Copy each line of the records that holds the string "image".

━━━━━━━━━━━━━━━━

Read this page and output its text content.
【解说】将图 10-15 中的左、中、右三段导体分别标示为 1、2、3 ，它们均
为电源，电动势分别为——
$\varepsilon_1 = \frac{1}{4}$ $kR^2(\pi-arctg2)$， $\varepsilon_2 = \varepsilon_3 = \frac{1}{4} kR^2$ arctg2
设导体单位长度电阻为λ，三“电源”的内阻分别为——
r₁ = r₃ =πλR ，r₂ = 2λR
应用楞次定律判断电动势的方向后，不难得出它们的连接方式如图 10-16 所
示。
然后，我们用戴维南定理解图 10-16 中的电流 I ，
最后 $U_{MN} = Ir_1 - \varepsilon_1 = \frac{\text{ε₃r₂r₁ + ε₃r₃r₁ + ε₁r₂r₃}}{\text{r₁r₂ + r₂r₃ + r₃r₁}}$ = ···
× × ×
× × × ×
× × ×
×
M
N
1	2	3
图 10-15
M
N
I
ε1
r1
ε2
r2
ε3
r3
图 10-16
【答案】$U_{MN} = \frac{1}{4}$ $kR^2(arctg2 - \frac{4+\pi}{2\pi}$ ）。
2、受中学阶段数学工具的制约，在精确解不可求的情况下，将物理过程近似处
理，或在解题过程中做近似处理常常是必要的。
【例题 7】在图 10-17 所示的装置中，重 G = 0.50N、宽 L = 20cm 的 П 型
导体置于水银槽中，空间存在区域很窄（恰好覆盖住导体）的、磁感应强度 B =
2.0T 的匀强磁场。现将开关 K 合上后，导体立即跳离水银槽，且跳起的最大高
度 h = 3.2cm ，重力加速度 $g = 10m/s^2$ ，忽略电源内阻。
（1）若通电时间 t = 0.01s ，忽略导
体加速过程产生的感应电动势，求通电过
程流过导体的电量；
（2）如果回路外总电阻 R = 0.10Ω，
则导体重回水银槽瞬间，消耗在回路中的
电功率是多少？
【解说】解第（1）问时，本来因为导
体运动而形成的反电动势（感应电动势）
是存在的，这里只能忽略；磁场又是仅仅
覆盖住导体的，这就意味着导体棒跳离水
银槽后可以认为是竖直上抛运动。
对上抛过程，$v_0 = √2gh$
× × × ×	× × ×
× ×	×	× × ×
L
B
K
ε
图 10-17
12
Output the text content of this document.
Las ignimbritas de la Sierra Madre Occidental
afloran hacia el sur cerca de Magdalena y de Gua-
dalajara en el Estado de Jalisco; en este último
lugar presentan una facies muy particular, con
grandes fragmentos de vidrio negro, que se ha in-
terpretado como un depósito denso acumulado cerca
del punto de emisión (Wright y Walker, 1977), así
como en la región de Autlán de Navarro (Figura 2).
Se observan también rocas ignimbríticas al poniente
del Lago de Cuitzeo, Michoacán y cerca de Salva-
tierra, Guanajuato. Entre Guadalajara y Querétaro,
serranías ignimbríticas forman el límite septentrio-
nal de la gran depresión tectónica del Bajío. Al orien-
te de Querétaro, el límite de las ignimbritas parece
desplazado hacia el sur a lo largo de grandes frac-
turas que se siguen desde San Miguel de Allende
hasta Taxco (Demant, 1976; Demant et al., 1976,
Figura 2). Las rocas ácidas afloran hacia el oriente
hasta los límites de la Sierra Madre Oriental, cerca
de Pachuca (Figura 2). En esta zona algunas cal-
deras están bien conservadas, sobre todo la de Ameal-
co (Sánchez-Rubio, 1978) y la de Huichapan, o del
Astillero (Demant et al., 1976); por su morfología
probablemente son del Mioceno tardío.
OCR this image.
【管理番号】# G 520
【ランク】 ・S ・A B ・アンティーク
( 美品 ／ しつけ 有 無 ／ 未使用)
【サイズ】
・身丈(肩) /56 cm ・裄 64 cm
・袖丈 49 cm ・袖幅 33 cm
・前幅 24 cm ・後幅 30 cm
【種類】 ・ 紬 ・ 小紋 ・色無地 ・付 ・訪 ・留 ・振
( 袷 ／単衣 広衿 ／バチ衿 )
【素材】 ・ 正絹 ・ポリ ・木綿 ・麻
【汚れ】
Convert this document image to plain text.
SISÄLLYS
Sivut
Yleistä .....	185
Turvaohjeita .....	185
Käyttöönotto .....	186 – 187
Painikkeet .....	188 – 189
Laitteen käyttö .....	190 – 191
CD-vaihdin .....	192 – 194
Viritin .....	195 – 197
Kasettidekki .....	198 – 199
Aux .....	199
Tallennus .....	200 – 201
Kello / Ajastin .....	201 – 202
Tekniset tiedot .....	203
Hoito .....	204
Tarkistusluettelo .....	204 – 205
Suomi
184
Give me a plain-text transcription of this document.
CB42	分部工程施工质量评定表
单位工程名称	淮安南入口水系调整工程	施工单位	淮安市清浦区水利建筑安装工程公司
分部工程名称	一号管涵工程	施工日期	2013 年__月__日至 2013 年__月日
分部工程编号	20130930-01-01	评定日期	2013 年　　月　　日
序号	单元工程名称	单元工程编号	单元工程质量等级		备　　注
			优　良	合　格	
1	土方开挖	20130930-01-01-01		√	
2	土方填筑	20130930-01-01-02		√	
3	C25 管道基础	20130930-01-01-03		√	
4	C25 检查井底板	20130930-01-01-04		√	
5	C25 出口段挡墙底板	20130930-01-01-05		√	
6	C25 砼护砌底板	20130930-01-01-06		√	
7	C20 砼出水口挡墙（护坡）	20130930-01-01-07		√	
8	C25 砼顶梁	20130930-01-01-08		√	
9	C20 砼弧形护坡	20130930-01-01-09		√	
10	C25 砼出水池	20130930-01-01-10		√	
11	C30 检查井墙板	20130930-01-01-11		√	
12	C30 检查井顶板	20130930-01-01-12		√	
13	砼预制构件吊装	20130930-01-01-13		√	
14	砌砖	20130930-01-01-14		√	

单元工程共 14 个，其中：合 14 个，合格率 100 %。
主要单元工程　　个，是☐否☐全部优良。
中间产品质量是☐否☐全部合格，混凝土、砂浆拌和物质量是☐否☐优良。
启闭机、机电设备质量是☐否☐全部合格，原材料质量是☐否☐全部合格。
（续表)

━━━━━━━━━━━━━━━━

SOLUTION TO THIS EXERCISE —
OCR this image.
Convert this document image to plain text.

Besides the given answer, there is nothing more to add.